• [What to do] Repeat the listing word for word. No pictures belong in the copy.

• [Exercise material]
------------------------------------
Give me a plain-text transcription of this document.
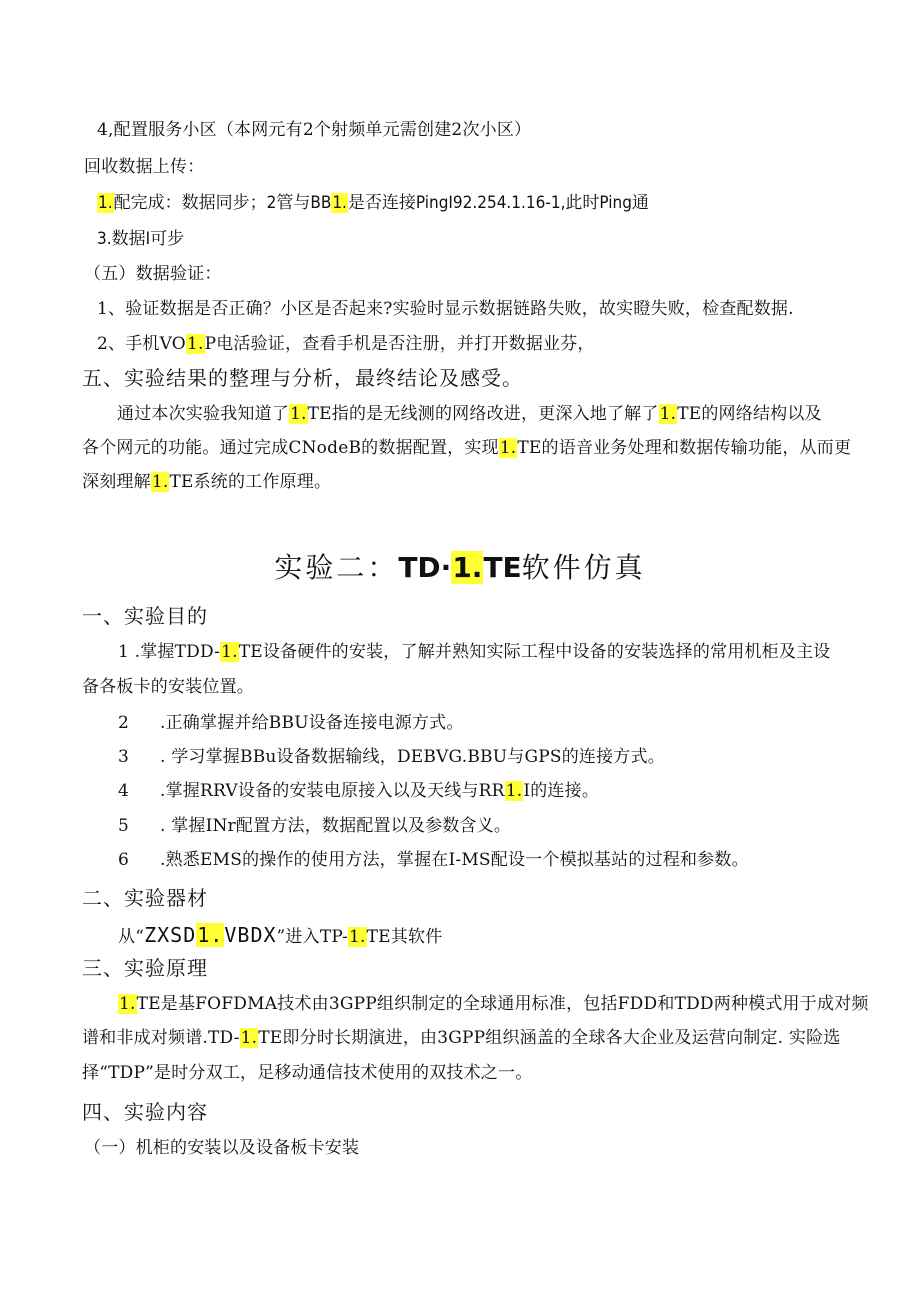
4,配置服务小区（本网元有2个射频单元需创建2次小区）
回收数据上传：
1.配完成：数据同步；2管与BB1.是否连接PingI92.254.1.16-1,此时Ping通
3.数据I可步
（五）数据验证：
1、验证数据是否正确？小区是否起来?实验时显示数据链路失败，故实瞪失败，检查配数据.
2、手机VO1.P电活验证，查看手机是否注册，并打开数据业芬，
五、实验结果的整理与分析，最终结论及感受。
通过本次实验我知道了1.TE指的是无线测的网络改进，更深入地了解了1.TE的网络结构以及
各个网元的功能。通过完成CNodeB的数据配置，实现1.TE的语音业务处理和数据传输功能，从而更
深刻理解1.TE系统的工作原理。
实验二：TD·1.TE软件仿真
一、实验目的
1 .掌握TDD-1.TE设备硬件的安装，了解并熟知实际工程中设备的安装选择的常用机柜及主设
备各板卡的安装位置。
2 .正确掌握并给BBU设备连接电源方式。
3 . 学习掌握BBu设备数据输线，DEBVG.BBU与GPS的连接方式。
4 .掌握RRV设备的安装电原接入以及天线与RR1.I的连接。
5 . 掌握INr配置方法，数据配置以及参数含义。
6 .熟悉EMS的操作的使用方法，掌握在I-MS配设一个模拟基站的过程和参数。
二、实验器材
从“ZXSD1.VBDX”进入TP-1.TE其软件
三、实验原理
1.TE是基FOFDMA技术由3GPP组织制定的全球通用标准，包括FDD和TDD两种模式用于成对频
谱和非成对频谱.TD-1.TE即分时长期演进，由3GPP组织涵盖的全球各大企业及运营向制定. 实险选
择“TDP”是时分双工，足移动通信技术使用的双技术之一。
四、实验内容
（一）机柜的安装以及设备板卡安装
------------------------------------
• [Solution]
Give me a plain-text transcription of this document.
4,配置服务小区（本网元有2个射频单元需创建2次小区）
回收数据上传：
1.配完成：数据同步；2管与BB1.是否连接PingI92.254.1.16-1,此时Ping通
3.数据I可步
（五）数据验证：
1、验证数据是否正确？小区是否起来?实验时显示数据链路失败，故实瞪失败，检查配数据.
2、手机VO1.P电活验证，查看手机是否注册，并打开数据业芬，
五、实验结果的整理与分析，最终结论及感受。
通过本次实验我知道了1.TE指的是无线测的网络改进，更深入地了解了1.TE的网络结构以及
各个网元的功能。通过完成CNodeB的数据配置，实现1.TE的语音业务处理和数据传输功能，从而更
深刻理解1.TE系统的工作原理。
实验二：TD·1.TE软件仿真
一、实验目的
1 .掌握TDD-1.TE设备硬件的安装，了解并熟知实际工程中设备的安装选择的常用机柜及主设
备各板卡的安装位置。
2 .正确掌握并给BBU设备连接电源方式。
3 . 学习掌握BBu设备数据输线，DEBVG.BBU与GPS的连接方式。
4 .掌握RRV设备的安装电原接入以及天线与RR1.I的连接。
5 . 掌握INr配置方法，数据配置以及参数含义。
6 .熟悉EMS的操作的使用方法，掌握在I-MS配设一个模拟基站的过程和参数。
二、实验器材
从“ZXSD1.VBDX”进入TP-1.TE其软件
三、实验原理
1.TE是基FOFDMA技术由3GPP组织制定的全球通用标准，包括FDD和TDD两种模式用于成对频
谱和非成对频谱.TD-1.TE即分时长期演进，由3GPP组织涵盖的全球各大企业及运营向制定. 实险选
择“TDP”是时分双工，足移动通信技术使用的双技术之一。
四、实验内容
（一）机柜的安装以及设备板卡安装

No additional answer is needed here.